TASK REQUIREMENTS: Search the listing for the string "swatch" and copy every line that contains it.

Excerpts from a figure dataset
[START]

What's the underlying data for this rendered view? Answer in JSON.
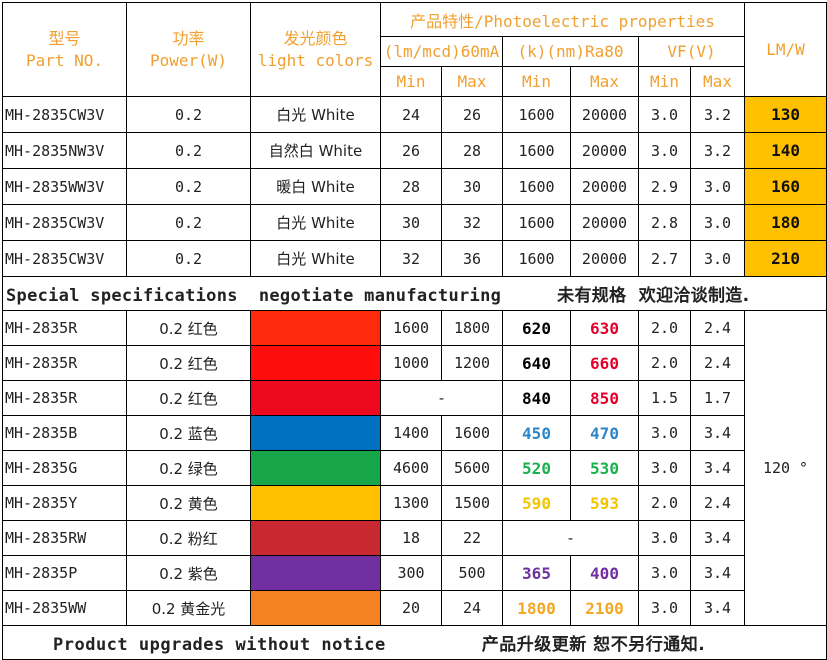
{
  "header": {
    "model_cn": "型号",
    "model_en": "Part NO.",
    "power_cn": "功率",
    "power_en": "Power(W)",
    "color_cn": "发光颜色",
    "color_en": "light colors",
    "properties_title": "产品特性/Photoelectric properties",
    "lm_group": "(lm/mcd)60mA",
    "k_group": "(k)(nm)Ra80",
    "vf_group": "VF(V)",
    "lmw": "LM/W",
    "min": "Min",
    "max": "Max"
  },
  "white_rows": [
    {
      "part": "MH-2835CW3V",
      "power": "0.2",
      "color": "白光 White",
      "lm_min": "24",
      "lm_max": "26",
      "k_min": "1600",
      "k_max": "20000",
      "vf_min": "3.0",
      "vf_max": "3.2",
      "lmw": "130"
    },
    {
      "part": "MH-2835NW3V",
      "power": "0.2",
      "color": "自然白 White",
      "lm_min": "26",
      "lm_max": "28",
      "k_min": "1600",
      "k_max": "20000",
      "vf_min": "3.0",
      "vf_max": "3.2",
      "lmw": "140"
    },
    {
      "part": "MH-2835WW3V",
      "power": "0.2",
      "color": "暖白 White",
      "lm_min": "28",
      "lm_max": "30",
      "k_min": "1600",
      "k_max": "20000",
      "vf_min": "2.9",
      "vf_max": "3.0",
      "lmw": "160"
    },
    {
      "part": "MH-2835CW3V",
      "power": "0.2",
      "color": "白光 White",
      "lm_min": "30",
      "lm_max": "32",
      "k_min": "1600",
      "k_max": "20000",
      "vf_min": "2.8",
      "vf_max": "3.0",
      "lmw": "180"
    },
    {
      "part": "MH-2835CW3V",
      "power": "0.2",
      "color": "白光 White",
      "lm_min": "32",
      "lm_max": "36",
      "k_min": "1600",
      "k_max": "20000",
      "vf_min": "2.7",
      "vf_max": "3.0",
      "lmw": "210"
    }
  ],
  "special_banner": {
    "en": "Special specifications  negotiate manufacturing",
    "cn": "未有规格  欢迎洽谈制造."
  },
  "color_rows": [
    {
      "part": "MH-2835R",
      "power_color": "0.2 红色",
      "swatch": "#ff2a0c",
      "lm_min": "1600",
      "lm_max": "1800",
      "wl_min": "620",
      "wl_max": "630",
      "wl_min_color": "#000000",
      "wl_max_color": "#e4002b",
      "vf_min": "2.0",
      "vf_max": "2.4"
    },
    {
      "part": "MH-2835R",
      "power_color": "0.2 红色",
      "swatch": "#ff0d0d",
      "lm_min": "1000",
      "lm_max": "1200",
      "wl_min": "640",
      "wl_max": "660",
      "wl_min_color": "#000000",
      "wl_max_color": "#e4002b",
      "vf_min": "2.0",
      "vf_max": "2.4"
    },
    {
      "part": "MH-2835R",
      "power_color": "0.2 红色",
      "swatch": "#ee0a1e",
      "lm_span": "-",
      "wl_min": "840",
      "wl_max": "850",
      "wl_min_color": "#000000",
      "wl_max_color": "#e4002b",
      "vf_min": "1.5",
      "vf_max": "1.7"
    },
    {
      "part": "MH-2835B",
      "power_color": "0.2 蓝色",
      "swatch": "#0070c0",
      "lm_min": "1400",
      "lm_max": "1600",
      "wl_min": "450",
      "wl_max": "470",
      "wl_min_color": "#2e86c8",
      "wl_max_color": "#2e86c8",
      "vf_min": "3.0",
      "vf_max": "3.4"
    },
    {
      "part": "MH-2835G",
      "power_color": "0.2 绿色",
      "swatch": "#18a64a",
      "lm_min": "4600",
      "lm_max": "5600",
      "wl_min": "520",
      "wl_max": "530",
      "wl_min_color": "#18b14c",
      "wl_max_color": "#18b14c",
      "vf_min": "3.0",
      "vf_max": "3.4"
    },
    {
      "part": "MH-2835Y",
      "power_color": "0.2 黄色",
      "swatch": "#ffc000",
      "lm_min": "1300",
      "lm_max": "1500",
      "wl_min": "590",
      "wl_max": "593",
      "wl_min_color": "#f5c400",
      "wl_max_color": "#f5c400",
      "vf_min": "2.0",
      "vf_max": "2.4"
    },
    {
      "part": "MH-2835RW",
      "power_color": "0.2 粉红",
      "swatch": "#c8282f",
      "lm_min": "18",
      "lm_max": "22",
      "wl_span": "-",
      "vf_min": "3.0",
      "vf_max": "3.4"
    },
    {
      "part": "MH-2835P",
      "power_color": "0.2 紫色",
      "swatch": "#7030a0",
      "lm_min": "300",
      "lm_max": "500",
      "wl_min": "365",
      "wl_max": "400",
      "wl_min_color": "#7030a0",
      "wl_max_color": "#7030a0",
      "vf_min": "3.0",
      "vf_max": "3.4"
    },
    {
      "part": "MH-2835WW",
      "power_color": "0.2 黄金光",
      "swatch": "#f58220",
      "lm_min": "20",
      "lm_max": "24",
      "wl_min": "1800",
      "wl_max": "2100",
      "wl_min_color": "#f5a623",
      "wl_max_color": "#f5a623",
      "vf_min": "3.0",
      "vf_max": "3.4"
    }
  ],
  "angle": "120 °",
  "footer": {
    "en": "Product upgrades without notice",
    "cn": "产品升级更新 恕不另行通知."
  }
}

[END]

ANSWER:
      "swatch": "#ff2a0c",
      "swatch": "#ff0d0d",
      "swatch": "#ee0a1e",
      "swatch": "#0070c0",
      "swatch": "#18a64a",
      "swatch": "#ffc000",
      "swatch": "#c8282f",
      "swatch": "#7030a0",
      "swatch": "#f58220",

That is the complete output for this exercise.